* Task material
○ ○ ○ ○ ○

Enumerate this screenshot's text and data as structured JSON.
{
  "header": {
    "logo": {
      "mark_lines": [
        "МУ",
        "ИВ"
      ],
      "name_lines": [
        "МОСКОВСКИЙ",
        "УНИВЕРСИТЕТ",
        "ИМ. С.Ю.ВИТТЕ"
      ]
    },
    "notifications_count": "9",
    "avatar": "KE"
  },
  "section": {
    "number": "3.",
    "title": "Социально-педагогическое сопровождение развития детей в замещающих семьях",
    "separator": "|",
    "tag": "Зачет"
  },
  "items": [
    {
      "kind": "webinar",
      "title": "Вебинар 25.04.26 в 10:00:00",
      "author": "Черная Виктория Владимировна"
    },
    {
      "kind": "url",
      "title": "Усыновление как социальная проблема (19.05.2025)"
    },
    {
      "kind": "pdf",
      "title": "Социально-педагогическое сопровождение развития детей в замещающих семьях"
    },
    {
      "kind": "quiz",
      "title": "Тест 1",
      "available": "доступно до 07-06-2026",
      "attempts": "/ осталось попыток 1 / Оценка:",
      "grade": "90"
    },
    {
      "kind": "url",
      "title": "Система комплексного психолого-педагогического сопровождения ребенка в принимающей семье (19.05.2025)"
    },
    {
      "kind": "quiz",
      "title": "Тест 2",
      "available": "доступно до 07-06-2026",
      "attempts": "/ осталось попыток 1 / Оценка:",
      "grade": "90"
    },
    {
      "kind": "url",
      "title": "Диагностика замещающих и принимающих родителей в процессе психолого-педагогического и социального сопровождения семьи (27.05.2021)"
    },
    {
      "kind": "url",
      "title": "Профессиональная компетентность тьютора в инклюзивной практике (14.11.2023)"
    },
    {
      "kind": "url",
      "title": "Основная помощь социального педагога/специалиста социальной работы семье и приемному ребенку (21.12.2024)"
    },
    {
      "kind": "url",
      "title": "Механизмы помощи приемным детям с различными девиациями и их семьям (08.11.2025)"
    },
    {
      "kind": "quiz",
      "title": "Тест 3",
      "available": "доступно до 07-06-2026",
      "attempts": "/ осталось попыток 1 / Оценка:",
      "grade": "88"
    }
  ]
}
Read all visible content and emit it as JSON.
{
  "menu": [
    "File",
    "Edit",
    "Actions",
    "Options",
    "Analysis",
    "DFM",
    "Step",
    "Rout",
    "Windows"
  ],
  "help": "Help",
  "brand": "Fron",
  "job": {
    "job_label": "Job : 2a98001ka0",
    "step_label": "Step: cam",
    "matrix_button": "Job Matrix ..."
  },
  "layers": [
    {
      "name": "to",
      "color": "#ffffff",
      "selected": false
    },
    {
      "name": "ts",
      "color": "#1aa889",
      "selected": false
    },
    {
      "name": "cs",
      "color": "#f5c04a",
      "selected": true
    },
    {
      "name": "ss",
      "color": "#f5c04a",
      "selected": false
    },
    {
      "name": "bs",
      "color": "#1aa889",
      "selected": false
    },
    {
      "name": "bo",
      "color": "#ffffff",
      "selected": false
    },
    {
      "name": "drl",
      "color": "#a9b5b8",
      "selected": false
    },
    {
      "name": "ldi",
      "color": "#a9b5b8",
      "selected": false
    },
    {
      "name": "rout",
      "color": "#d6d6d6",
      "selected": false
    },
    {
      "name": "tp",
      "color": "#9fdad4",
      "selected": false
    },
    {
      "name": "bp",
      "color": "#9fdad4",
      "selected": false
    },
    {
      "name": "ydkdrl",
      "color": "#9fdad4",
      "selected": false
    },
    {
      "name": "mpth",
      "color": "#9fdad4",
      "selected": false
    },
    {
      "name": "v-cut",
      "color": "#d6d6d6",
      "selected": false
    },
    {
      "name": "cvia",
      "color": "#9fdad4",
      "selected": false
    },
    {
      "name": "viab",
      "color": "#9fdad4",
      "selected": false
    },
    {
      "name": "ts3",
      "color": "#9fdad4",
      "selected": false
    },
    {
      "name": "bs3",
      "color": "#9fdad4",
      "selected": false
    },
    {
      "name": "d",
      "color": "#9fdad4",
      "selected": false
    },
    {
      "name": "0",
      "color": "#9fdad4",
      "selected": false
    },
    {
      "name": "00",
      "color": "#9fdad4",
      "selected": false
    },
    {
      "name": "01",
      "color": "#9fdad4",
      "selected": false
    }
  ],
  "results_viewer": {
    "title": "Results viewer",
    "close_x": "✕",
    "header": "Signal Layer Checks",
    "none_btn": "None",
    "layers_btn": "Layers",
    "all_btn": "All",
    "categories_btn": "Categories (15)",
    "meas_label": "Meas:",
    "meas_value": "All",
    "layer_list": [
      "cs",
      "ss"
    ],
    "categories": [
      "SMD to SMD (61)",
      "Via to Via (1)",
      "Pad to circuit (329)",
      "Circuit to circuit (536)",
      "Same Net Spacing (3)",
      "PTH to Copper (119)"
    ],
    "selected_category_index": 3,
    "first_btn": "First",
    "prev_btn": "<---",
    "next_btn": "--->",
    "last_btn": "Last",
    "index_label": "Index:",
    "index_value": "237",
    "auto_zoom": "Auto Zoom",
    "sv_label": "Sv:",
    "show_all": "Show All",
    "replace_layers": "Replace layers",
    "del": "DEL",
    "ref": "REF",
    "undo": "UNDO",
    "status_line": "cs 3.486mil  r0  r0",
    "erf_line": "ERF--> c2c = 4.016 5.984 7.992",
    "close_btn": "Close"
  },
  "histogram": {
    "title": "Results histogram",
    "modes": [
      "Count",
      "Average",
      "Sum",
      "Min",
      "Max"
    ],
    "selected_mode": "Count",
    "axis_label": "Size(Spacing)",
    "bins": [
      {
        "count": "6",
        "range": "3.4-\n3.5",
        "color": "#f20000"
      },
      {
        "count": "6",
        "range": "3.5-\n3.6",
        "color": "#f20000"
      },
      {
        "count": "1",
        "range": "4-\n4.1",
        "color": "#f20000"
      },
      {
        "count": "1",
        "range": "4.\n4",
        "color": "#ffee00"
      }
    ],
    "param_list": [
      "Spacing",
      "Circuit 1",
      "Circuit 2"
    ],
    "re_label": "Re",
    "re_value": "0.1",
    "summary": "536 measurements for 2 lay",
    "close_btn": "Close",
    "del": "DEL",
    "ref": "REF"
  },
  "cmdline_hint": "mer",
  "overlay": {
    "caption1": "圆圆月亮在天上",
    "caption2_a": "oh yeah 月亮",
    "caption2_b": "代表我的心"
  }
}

○ ○ ○ ○ ○

* Exercise brief
Count all lines of the data that include "замещающих". The answer is the number alone.

* Written solution
3